MATERIAL →
★ ★ ★ ★

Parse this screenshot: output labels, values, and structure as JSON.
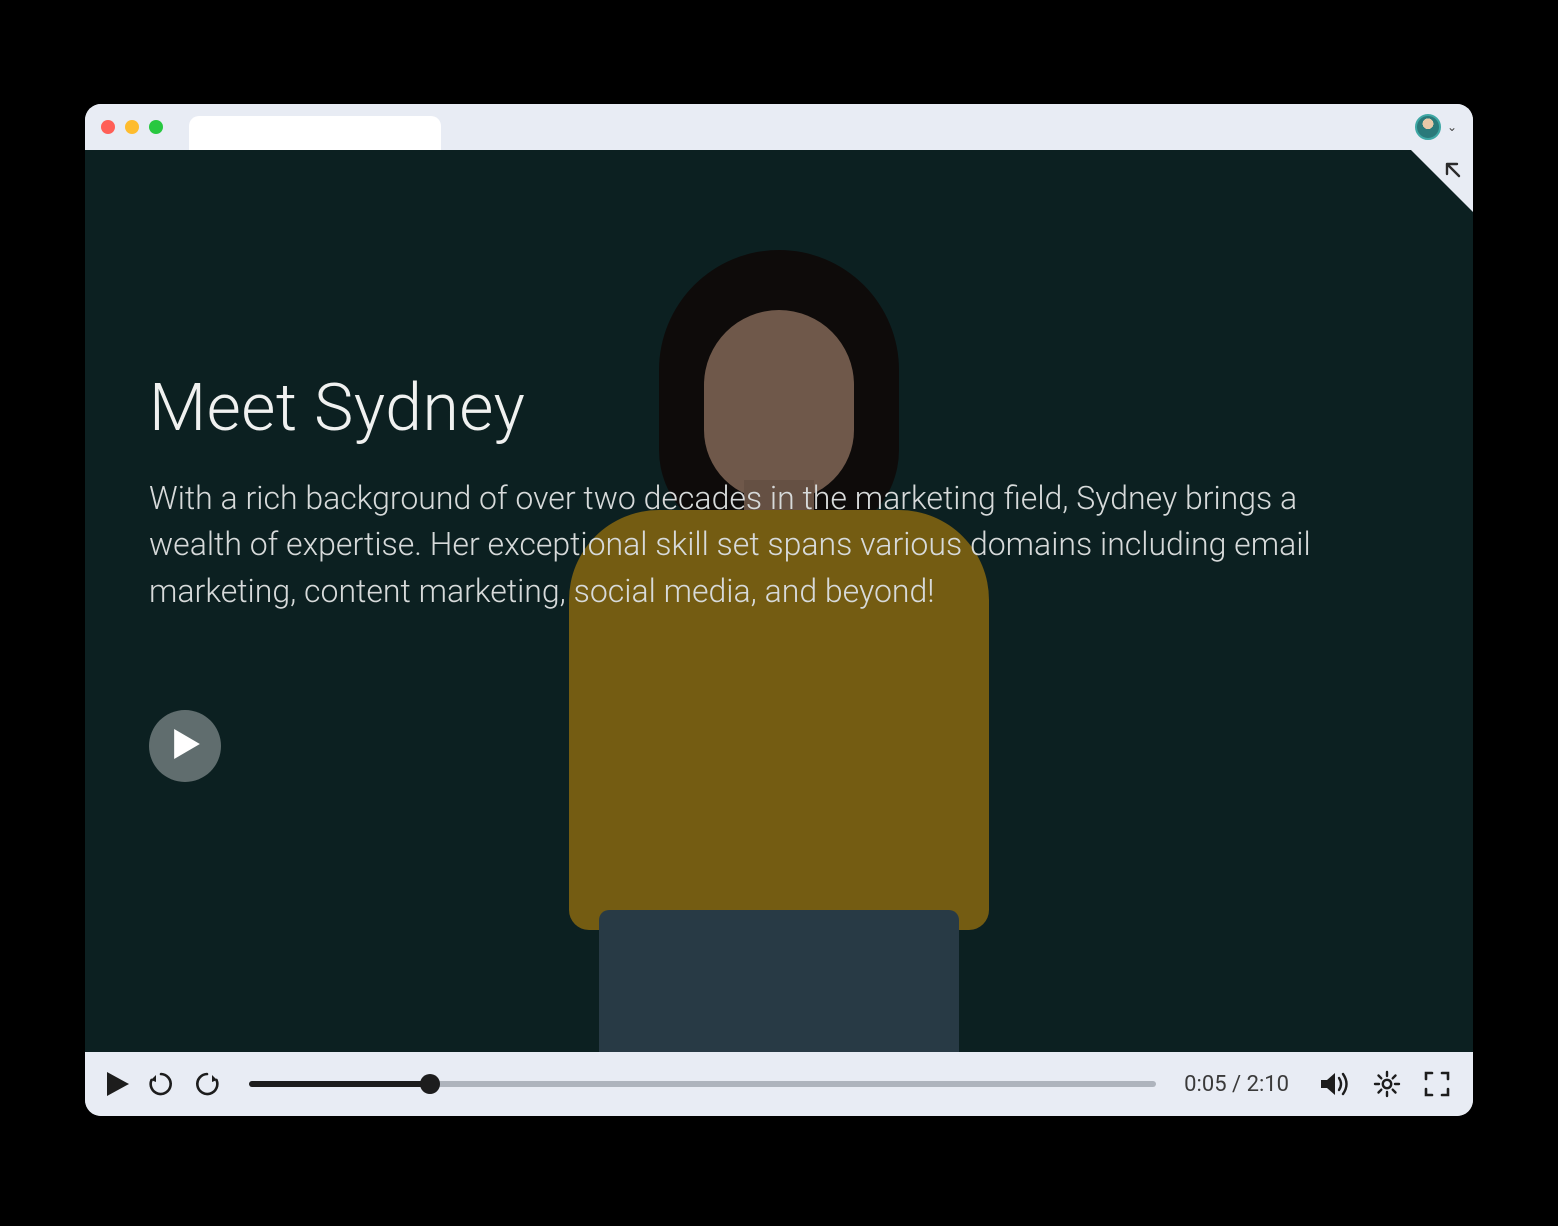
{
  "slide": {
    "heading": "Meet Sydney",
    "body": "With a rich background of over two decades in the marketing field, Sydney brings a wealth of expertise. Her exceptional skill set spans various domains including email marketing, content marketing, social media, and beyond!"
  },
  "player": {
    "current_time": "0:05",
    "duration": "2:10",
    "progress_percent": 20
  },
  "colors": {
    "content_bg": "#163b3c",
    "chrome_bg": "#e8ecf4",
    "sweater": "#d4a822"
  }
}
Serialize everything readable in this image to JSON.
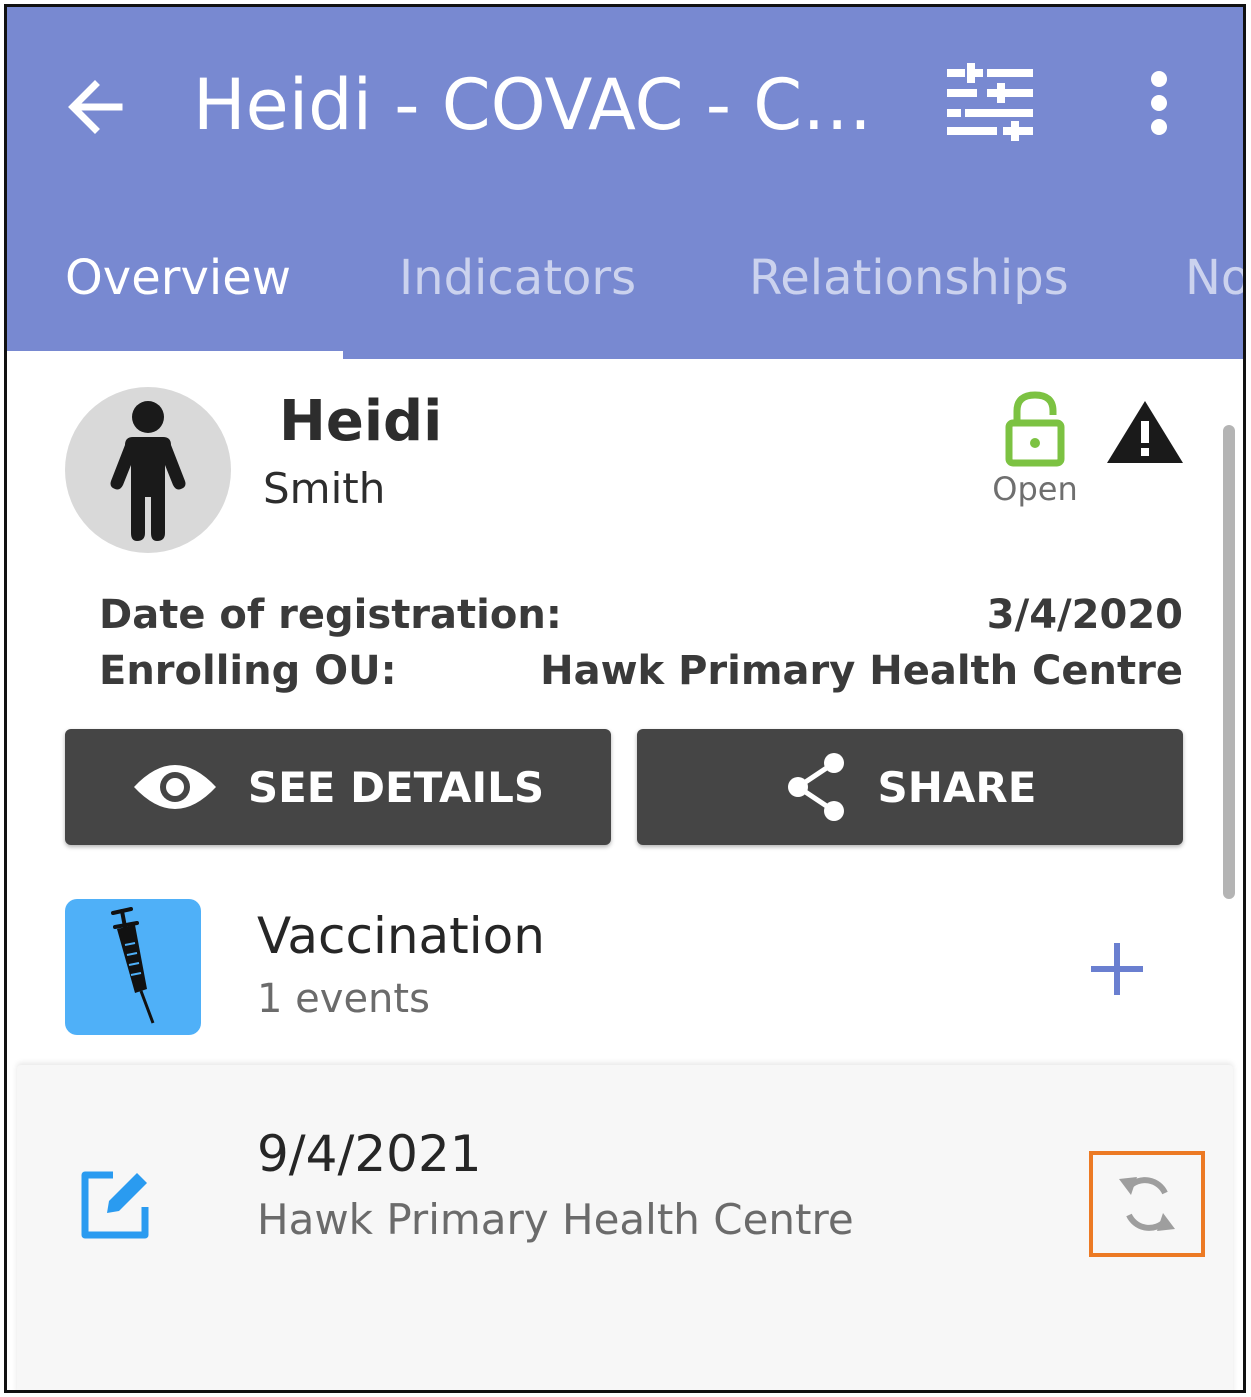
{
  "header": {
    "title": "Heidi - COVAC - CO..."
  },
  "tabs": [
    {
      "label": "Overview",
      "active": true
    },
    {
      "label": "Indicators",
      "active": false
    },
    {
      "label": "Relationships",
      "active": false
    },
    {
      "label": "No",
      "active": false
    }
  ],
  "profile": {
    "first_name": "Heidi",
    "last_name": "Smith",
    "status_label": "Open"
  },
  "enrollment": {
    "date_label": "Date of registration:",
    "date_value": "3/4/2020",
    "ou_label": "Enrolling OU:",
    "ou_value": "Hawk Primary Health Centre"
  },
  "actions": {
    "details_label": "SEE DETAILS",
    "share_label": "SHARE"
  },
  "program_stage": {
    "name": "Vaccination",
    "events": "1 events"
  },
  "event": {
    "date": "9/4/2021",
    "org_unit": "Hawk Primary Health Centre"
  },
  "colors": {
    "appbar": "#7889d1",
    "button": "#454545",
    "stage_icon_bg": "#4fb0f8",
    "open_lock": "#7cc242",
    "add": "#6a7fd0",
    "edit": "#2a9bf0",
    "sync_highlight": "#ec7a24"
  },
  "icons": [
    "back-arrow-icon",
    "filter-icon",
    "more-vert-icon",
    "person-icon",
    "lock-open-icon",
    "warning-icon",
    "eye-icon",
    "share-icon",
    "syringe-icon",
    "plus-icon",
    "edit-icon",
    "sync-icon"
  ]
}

★ ★ ★ ★

WRITTEN PROBLEM → Copy every single line of the material above that holds "Sydney".

FULL ANSWER →
    "heading": "Meet Sydney",
    "body": "With a rich background of over two decades in the marketing field, Sydney brings a wealth of expertise. Her exceptional skill set spans various domains including email marketing, content marketing, social media, and beyond!"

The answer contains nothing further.